§ **Written request**
Restate the records that follow word for word; no pictures should appear.
====== Exercise material ======
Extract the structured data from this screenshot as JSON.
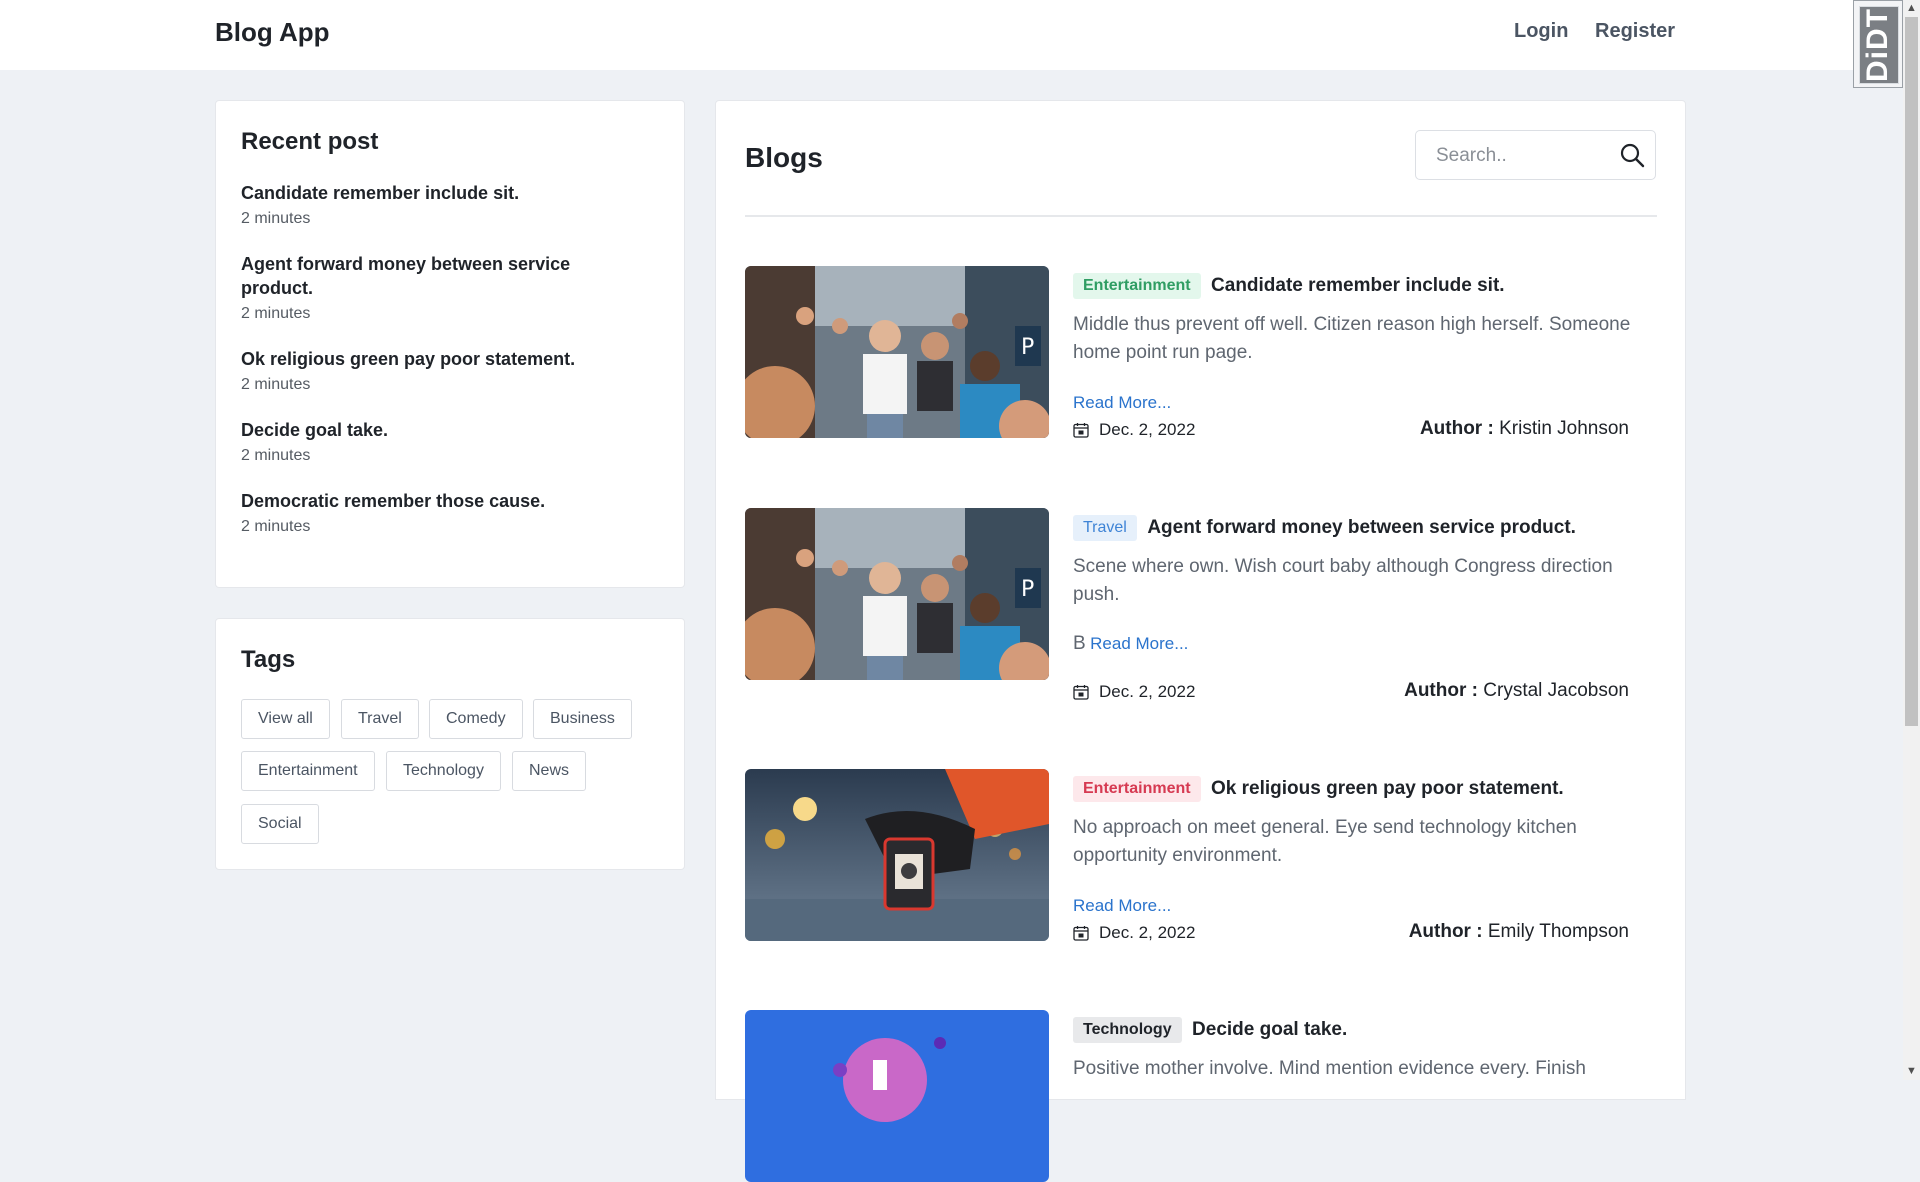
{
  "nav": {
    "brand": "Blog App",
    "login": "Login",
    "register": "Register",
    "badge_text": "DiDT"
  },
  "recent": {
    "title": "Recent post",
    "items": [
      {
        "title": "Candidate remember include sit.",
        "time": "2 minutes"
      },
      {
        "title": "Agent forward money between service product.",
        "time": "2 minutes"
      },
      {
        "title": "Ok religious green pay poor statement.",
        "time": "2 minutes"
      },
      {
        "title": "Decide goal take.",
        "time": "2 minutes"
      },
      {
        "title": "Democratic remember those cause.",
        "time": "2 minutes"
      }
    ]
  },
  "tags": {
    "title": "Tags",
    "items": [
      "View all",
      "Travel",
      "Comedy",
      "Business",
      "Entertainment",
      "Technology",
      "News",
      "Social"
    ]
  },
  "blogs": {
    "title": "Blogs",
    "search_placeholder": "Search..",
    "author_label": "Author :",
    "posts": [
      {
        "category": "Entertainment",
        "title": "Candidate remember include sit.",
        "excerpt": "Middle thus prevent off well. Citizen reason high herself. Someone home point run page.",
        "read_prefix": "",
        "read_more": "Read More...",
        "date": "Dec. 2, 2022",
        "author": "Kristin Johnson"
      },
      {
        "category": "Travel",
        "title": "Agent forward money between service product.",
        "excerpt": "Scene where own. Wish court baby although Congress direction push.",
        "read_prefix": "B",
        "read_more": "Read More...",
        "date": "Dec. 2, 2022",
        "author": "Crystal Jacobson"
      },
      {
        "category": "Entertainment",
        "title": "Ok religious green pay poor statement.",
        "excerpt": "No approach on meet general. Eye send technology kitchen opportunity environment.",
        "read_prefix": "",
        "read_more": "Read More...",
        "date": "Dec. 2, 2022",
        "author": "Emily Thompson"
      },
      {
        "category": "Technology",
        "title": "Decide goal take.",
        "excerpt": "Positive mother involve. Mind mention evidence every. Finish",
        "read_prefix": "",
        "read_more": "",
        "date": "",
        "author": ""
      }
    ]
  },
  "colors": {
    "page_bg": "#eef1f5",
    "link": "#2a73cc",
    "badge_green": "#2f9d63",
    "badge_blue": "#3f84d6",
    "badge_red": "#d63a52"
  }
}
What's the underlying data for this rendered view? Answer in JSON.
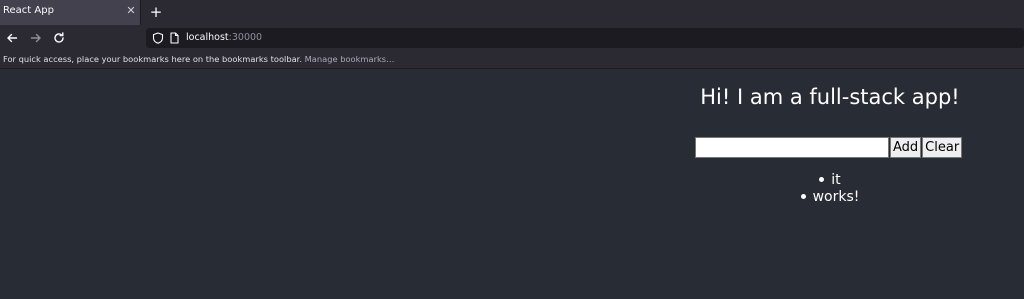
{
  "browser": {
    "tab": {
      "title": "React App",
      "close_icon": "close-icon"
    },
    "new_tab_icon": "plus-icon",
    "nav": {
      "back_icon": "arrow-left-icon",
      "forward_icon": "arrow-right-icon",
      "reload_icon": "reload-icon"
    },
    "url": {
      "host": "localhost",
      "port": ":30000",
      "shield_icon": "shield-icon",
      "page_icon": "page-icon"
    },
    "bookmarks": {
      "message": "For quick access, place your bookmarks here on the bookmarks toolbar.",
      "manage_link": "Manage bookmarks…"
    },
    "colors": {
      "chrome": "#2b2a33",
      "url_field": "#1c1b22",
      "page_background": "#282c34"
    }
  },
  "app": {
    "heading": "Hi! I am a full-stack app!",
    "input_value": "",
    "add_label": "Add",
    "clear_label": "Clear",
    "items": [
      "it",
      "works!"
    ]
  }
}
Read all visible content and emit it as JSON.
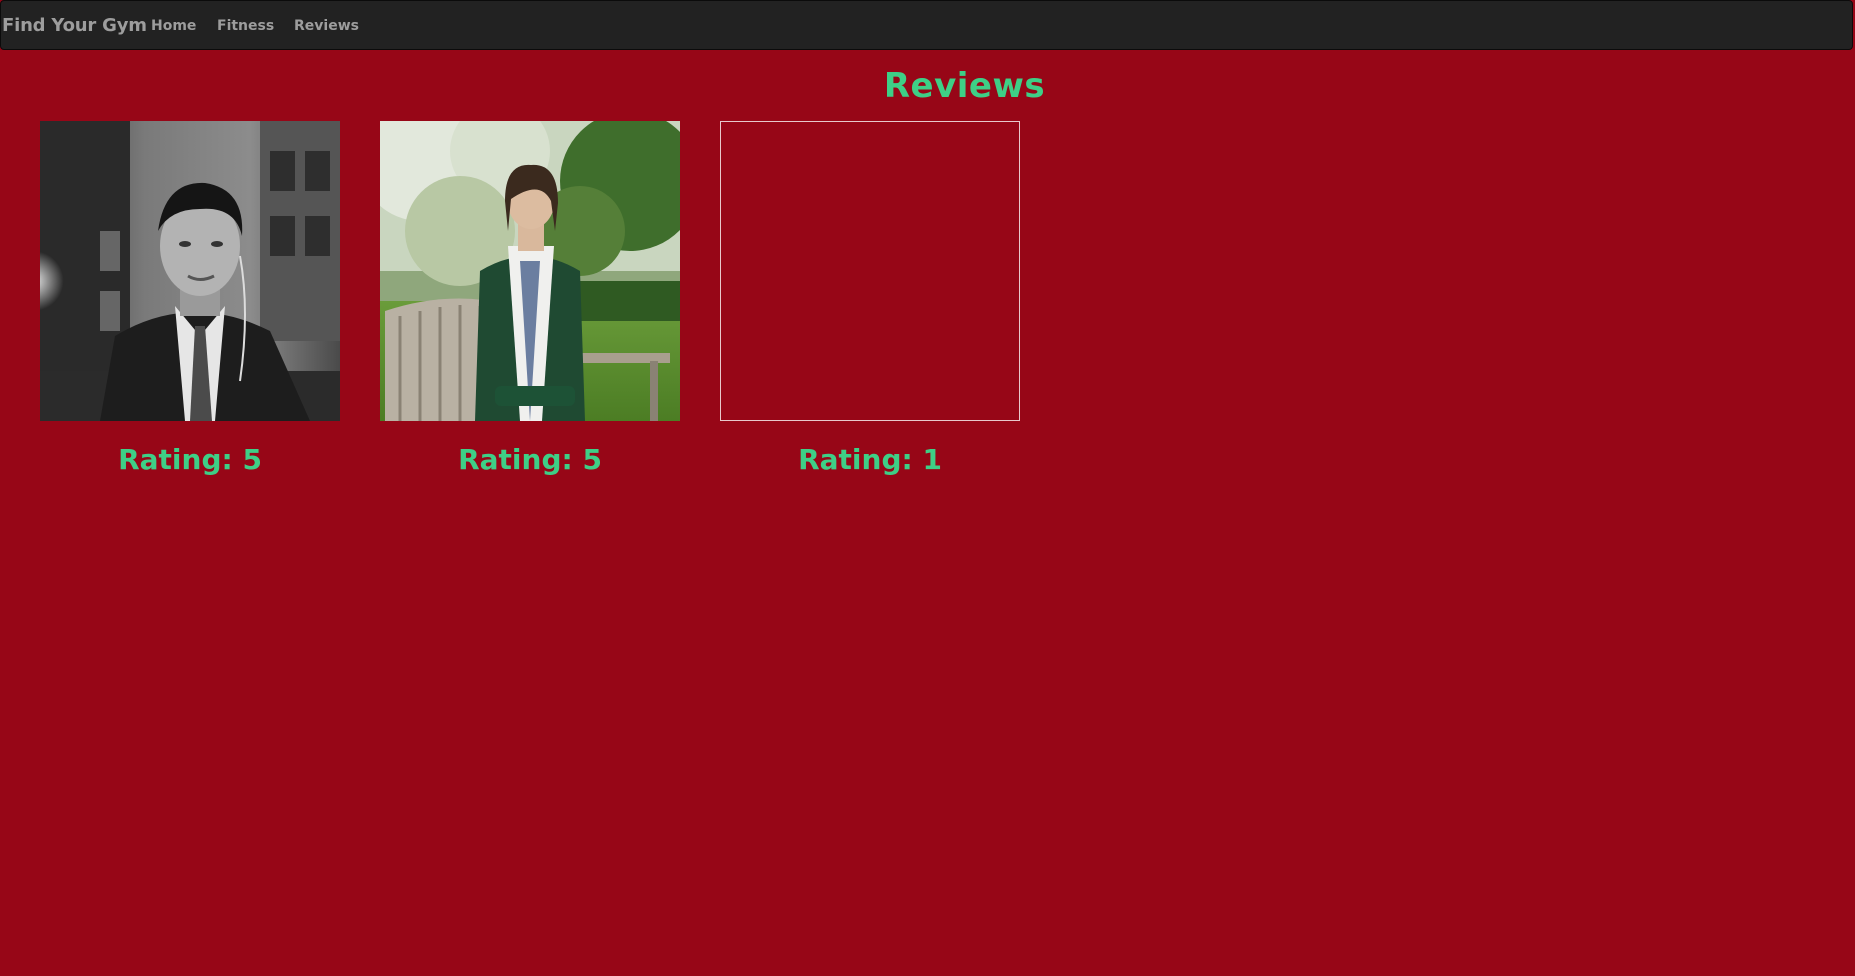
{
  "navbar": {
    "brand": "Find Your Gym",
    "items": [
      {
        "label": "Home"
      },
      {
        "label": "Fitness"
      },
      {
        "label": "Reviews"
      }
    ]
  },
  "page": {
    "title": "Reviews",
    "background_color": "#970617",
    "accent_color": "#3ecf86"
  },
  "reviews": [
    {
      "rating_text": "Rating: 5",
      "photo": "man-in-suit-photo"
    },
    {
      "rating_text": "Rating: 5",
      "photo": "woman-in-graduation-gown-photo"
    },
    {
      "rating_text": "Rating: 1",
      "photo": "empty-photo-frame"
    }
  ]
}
======
§ **Answer for this exercise**
Extract the structured data from this screenshot as JSON.
{
  "nav": {
    "brand": "Blog App",
    "login": "Login",
    "register": "Register",
    "badge_text": "DiDT"
  },
  "recent": {
    "title": "Recent post",
    "items": [
      {
        "title": "Candidate remember include sit.",
        "time": "2 minutes"
      },
      {
        "title": "Agent forward money between service product.",
        "time": "2 minutes"
      },
      {
        "title": "Ok religious green pay poor statement.",
        "time": "2 minutes"
      },
      {
        "title": "Decide goal take.",
        "time": "2 minutes"
      },
      {
        "title": "Democratic remember those cause.",
        "time": "2 minutes"
      }
    ]
  },
  "tags": {
    "title": "Tags",
    "items": [
      "View all",
      "Travel",
      "Comedy",
      "Business",
      "Entertainment",
      "Technology",
      "News",
      "Social"
    ]
  },
  "blogs": {
    "title": "Blogs",
    "search_placeholder": "Search..",
    "author_label": "Author :",
    "posts": [
      {
        "category": "Entertainment",
        "title": "Candidate remember include sit.",
        "excerpt": "Middle thus prevent off well. Citizen reason high herself. Someone home point run page.",
        "read_prefix": "",
        "read_more": "Read More...",
        "date": "Dec. 2, 2022",
        "author": "Kristin Johnson"
      },
      {
        "category": "Travel",
        "title": "Agent forward money between service product.",
        "excerpt": "Scene where own. Wish court baby although Congress direction push.",
        "read_prefix": "B",
        "read_more": "Read More...",
        "date": "Dec. 2, 2022",
        "author": "Crystal Jacobson"
      },
      {
        "category": "Entertainment",
        "title": "Ok religious green pay poor statement.",
        "excerpt": "No approach on meet general. Eye send technology kitchen opportunity environment.",
        "read_prefix": "",
        "read_more": "Read More...",
        "date": "Dec. 2, 2022",
        "author": "Emily Thompson"
      },
      {
        "category": "Technology",
        "title": "Decide goal take.",
        "excerpt": "Positive mother involve. Mind mention evidence every. Finish",
        "read_prefix": "",
        "read_more": "",
        "date": "",
        "author": ""
      }
    ]
  },
  "colors": {
    "page_bg": "#eef1f5",
    "link": "#2a73cc",
    "badge_green": "#2f9d63",
    "badge_blue": "#3f84d6",
    "badge_red": "#d63a52"
  }
}
What's the underlying data for this rendered view? Answer in JSON.
{
  "browser": {
    "tab": {
      "title": "React App",
      "close_icon": "close-icon"
    },
    "new_tab_icon": "plus-icon",
    "nav": {
      "back_icon": "arrow-left-icon",
      "forward_icon": "arrow-right-icon",
      "reload_icon": "reload-icon"
    },
    "url": {
      "host": "localhost",
      "port": ":30000",
      "shield_icon": "shield-icon",
      "page_icon": "page-icon"
    },
    "bookmarks": {
      "message": "For quick access, place your bookmarks here on the bookmarks toolbar.",
      "manage_link": "Manage bookmarks…"
    },
    "colors": {
      "chrome": "#2b2a33",
      "url_field": "#1c1b22",
      "page_background": "#282c34"
    }
  },
  "app": {
    "heading": "Hi! I am a full-stack app!",
    "input_value": "",
    "add_label": "Add",
    "clear_label": "Clear",
    "items": [
      "it",
      "works!"
    ]
  }
}
Read all visible content and emit it as JSON.
{
  "navbar": {
    "brand": "Find Your Gym",
    "items": [
      {
        "label": "Home"
      },
      {
        "label": "Fitness"
      },
      {
        "label": "Reviews"
      }
    ]
  },
  "page": {
    "title": "Reviews",
    "background_color": "#970617",
    "accent_color": "#3ecf86"
  },
  "reviews": [
    {
      "rating_text": "Rating: 5",
      "photo": "man-in-suit-photo"
    },
    {
      "rating_text": "Rating: 5",
      "photo": "woman-in-graduation-gown-photo"
    },
    {
      "rating_text": "Rating: 1",
      "photo": "empty-photo-frame"
    }
  ]
}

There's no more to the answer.